SHORT EXERCISE: Below are some records; reproduce every one of them exactly.

--- BEGIN ---

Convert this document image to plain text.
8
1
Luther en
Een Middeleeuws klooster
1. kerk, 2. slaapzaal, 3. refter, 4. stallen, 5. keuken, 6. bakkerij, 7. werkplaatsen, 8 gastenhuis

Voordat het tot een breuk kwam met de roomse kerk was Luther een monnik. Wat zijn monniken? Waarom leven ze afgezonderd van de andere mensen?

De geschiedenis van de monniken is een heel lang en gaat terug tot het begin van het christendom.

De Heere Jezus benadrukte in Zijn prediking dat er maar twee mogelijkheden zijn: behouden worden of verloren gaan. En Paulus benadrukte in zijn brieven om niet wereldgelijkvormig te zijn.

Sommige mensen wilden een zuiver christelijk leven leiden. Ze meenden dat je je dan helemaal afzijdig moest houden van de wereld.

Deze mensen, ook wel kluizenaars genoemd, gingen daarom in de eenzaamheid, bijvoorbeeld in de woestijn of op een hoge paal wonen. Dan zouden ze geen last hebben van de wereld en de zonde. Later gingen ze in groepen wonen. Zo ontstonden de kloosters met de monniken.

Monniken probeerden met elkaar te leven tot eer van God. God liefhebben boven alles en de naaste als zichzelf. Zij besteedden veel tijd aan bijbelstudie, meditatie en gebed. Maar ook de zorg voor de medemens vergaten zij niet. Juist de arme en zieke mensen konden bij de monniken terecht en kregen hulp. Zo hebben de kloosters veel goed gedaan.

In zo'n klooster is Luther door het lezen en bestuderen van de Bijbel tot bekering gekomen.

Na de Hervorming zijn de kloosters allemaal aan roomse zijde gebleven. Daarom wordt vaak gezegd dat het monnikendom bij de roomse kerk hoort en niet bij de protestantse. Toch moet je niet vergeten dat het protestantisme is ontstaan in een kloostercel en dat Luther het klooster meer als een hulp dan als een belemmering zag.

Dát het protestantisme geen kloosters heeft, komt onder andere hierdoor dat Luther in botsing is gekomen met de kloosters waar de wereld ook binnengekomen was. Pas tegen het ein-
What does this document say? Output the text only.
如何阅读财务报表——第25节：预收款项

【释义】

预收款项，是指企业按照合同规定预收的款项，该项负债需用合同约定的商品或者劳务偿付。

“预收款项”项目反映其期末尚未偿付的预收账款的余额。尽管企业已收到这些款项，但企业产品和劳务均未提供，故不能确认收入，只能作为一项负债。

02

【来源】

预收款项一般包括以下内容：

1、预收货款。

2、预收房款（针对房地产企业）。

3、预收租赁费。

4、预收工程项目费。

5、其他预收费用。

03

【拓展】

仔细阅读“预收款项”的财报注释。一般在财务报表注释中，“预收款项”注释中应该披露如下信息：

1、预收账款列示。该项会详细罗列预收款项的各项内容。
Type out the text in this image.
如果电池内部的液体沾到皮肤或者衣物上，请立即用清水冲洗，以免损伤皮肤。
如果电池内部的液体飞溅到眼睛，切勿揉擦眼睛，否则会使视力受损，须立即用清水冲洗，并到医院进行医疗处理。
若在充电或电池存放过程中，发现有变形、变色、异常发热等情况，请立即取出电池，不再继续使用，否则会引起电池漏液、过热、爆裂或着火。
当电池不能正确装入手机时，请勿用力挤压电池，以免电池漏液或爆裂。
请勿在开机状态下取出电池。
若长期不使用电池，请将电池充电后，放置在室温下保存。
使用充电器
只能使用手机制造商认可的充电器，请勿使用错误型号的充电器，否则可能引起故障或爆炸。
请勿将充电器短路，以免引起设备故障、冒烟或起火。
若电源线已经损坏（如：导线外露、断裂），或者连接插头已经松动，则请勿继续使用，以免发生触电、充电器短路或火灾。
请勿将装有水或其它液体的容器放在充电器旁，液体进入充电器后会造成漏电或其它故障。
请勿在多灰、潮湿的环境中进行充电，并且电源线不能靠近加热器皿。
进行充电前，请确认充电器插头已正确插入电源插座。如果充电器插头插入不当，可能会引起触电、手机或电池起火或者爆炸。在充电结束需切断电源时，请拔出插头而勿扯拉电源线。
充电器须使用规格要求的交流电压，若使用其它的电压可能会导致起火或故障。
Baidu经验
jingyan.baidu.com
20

--- END ---

TASK RESULT:
Convert this document image to plain text.
8
1
Luther en
Een Middeleeuws klooster
1. kerk, 2. slaapzaal, 3. refter, 4. stallen, 5. keuken, 6. bakkerij, 7. werkplaatsen, 8 gastenhuis

Voordat het tot een breuk kwam met de roomse kerk was Luther een monnik. Wat zijn monniken? Waarom leven ze afgezonderd van de andere mensen?

De geschiedenis van de monniken is een heel lang en gaat terug tot het begin van het christendom.

De Heere Jezus benadrukte in Zijn prediking dat er maar twee mogelijkheden zijn: behouden worden of verloren gaan. En Paulus benadrukte in zijn brieven om niet wereldgelijkvormig te zijn.

Sommige mensen wilden een zuiver christelijk leven leiden. Ze meenden dat je je dan helemaal afzijdig moest houden van de wereld.

Deze mensen, ook wel kluizenaars genoemd, gingen daarom in de eenzaamheid, bijvoorbeeld in de woestijn of op een hoge paal wonen. Dan zouden ze geen last hebben van de wereld en de zonde. Later gingen ze in groepen wonen. Zo ontstonden de kloosters met de monniken.

Monniken probeerden met elkaar te leven tot eer van God. God liefhebben boven alles en de naaste als zichzelf. Zij besteedden veel tijd aan bijbelstudie, meditatie en gebed. Maar ook de zorg voor de medemens vergaten zij niet. Juist de arme en zieke mensen konden bij de monniken terecht en kregen hulp. Zo hebben de kloosters veel goed gedaan.

In zo'n klooster is Luther door het lezen en bestuderen van de Bijbel tot bekering gekomen.

Na de Hervorming zijn de kloosters allemaal aan roomse zijde gebleven. Daarom wordt vaak gezegd dat het monnikendom bij de roomse kerk hoort en niet bij de protestantse. Toch moet je niet vergeten dat het protestantisme is ontstaan in een kloostercel en dat Luther het klooster meer als een hulp dan als een belemmering zag.

Dát het protestantisme geen kloosters heeft, komt onder andere hierdoor dat Luther in botsing is gekomen met de kloosters waar de wereld ook binnengekomen was. Pas tegen het ein-
What does this document say? Output the text only.
如何阅读财务报表——第25节：预收款项

【释义】

预收款项，是指企业按照合同规定预收的款项，该项负债需用合同约定的商品或者劳务偿付。

“预收款项”项目反映其期末尚未偿付的预收账款的余额。尽管企业已收到这些款项，但企业产品和劳务均未提供，故不能确认收入，只能作为一项负债。

02

【来源】

预收款项一般包括以下内容：

1、预收货款。

2、预收房款（针对房地产企业）。

3、预收租赁费。

4、预收工程项目费。

5、其他预收费用。

03

【拓展】

仔细阅读“预收款项”的财报注释。一般在财务报表注释中，“预收款项”注释中应该披露如下信息：

1、预收账款列示。该项会详细罗列预收款项的各项内容。
Type out the text in this image.
如果电池内部的液体沾到皮肤或者衣物上，请立即用清水冲洗，以免损伤皮肤。
如果电池内部的液体飞溅到眼睛，切勿揉擦眼睛，否则会使视力受损，须立即用清水冲洗，并到医院进行医疗处理。
若在充电或电池存放过程中，发现有变形、变色、异常发热等情况，请立即取出电池，不再继续使用，否则会引起电池漏液、过热、爆裂或着火。
当电池不能正确装入手机时，请勿用力挤压电池，以免电池漏液或爆裂。
请勿在开机状态下取出电池。
若长期不使用电池，请将电池充电后，放置在室温下保存。
使用充电器
只能使用手机制造商认可的充电器，请勿使用错误型号的充电器，否则可能引起故障或爆炸。
请勿将充电器短路，以免引起设备故障、冒烟或起火。
若电源线已经损坏（如：导线外露、断裂），或者连接插头已经松动，则请勿继续使用，以免发生触电、充电器短路或火灾。
请勿将装有水或其它液体的容器放在充电器旁，液体进入充电器后会造成漏电或其它故障。
请勿在多灰、潮湿的环境中进行充电，并且电源线不能靠近加热器皿。
进行充电前，请确认充电器插头已正确插入电源插座。如果充电器插头插入不当，可能会引起触电、手机或电池起火或者爆炸。在充电结束需切断电源时，请拔出插头而勿扯拉电源线。
充电器须使用规格要求的交流电压，若使用其它的电压可能会导致起火或故障。
Baidu经验
jingyan.baidu.com
20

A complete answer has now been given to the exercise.